Each entry below should be echoed exactly, with pictures omitted.

- _Figure dataset records_

──────

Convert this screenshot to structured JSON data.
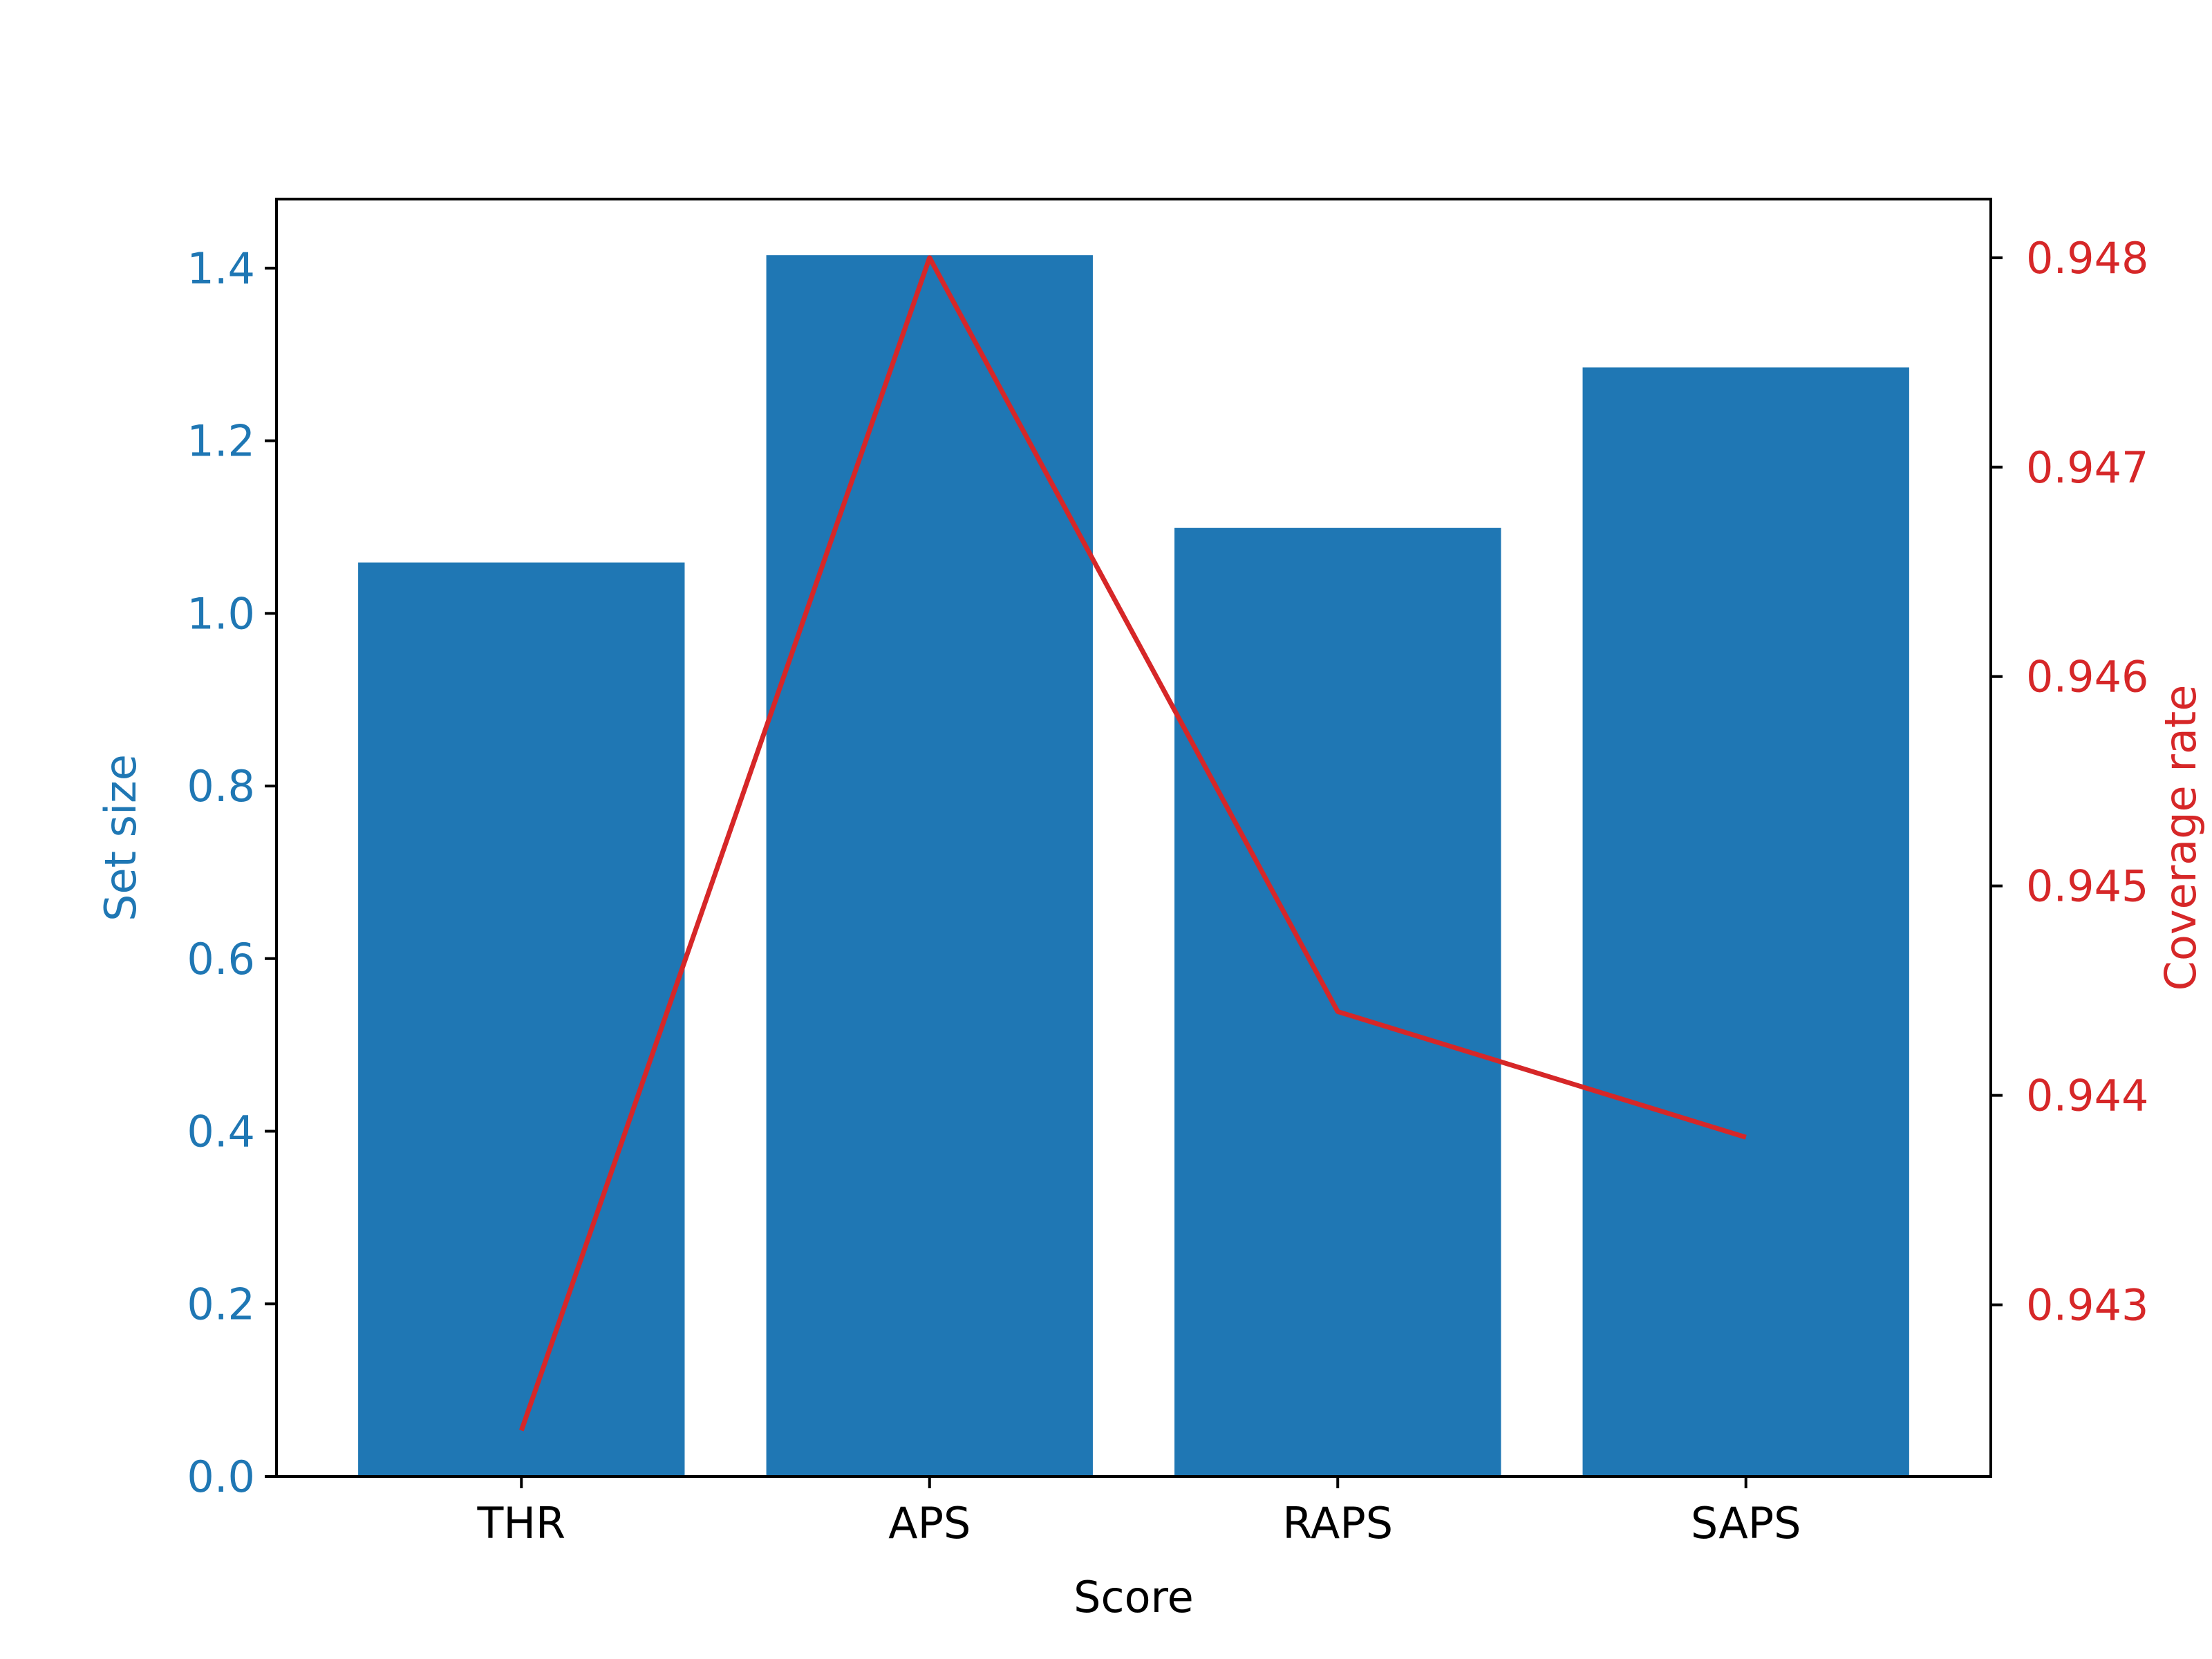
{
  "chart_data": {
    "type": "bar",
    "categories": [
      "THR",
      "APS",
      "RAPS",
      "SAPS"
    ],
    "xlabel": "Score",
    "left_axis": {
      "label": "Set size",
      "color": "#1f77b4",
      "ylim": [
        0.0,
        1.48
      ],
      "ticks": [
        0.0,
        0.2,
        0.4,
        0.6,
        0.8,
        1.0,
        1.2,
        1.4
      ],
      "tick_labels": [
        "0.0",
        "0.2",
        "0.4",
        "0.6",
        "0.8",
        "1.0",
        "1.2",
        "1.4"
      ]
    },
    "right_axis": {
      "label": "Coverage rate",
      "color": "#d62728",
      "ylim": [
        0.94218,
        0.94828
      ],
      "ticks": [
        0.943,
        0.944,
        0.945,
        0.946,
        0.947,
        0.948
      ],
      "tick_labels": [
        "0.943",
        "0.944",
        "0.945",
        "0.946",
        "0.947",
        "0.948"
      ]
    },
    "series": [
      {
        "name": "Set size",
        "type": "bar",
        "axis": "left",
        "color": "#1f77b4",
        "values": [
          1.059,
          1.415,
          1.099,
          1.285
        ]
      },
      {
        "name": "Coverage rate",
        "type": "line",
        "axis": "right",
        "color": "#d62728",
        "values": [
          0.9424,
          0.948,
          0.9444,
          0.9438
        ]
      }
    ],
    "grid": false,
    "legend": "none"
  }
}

──────

- _Written answer_
Convert this screenshot to structured JSON data.
{
  "chart_data": {
    "type": "bar",
    "categories": [
      "THR",
      "APS",
      "RAPS",
      "SAPS"
    ],
    "xlabel": "Score",
    "left_axis": {
      "label": "Set size",
      "color": "#1f77b4",
      "ylim": [
        0.0,
        1.48
      ],
      "ticks": [
        0.0,
        0.2,
        0.4,
        0.6,
        0.8,
        1.0,
        1.2,
        1.4
      ],
      "tick_labels": [
        "0.0",
        "0.2",
        "0.4",
        "0.6",
        "0.8",
        "1.0",
        "1.2",
        "1.4"
      ]
    },
    "right_axis": {
      "label": "Coverage rate",
      "color": "#d62728",
      "ylim": [
        0.94218,
        0.94828
      ],
      "ticks": [
        0.943,
        0.944,
        0.945,
        0.946,
        0.947,
        0.948
      ],
      "tick_labels": [
        "0.943",
        "0.944",
        "0.945",
        "0.946",
        "0.947",
        "0.948"
      ]
    },
    "series": [
      {
        "name": "Set size",
        "type": "bar",
        "axis": "left",
        "color": "#1f77b4",
        "values": [
          1.059,
          1.415,
          1.099,
          1.285
        ]
      },
      {
        "name": "Coverage rate",
        "type": "line",
        "axis": "right",
        "color": "#d62728",
        "values": [
          0.9424,
          0.948,
          0.9444,
          0.9438
        ]
      }
    ],
    "grid": false,
    "legend": "none"
  }
}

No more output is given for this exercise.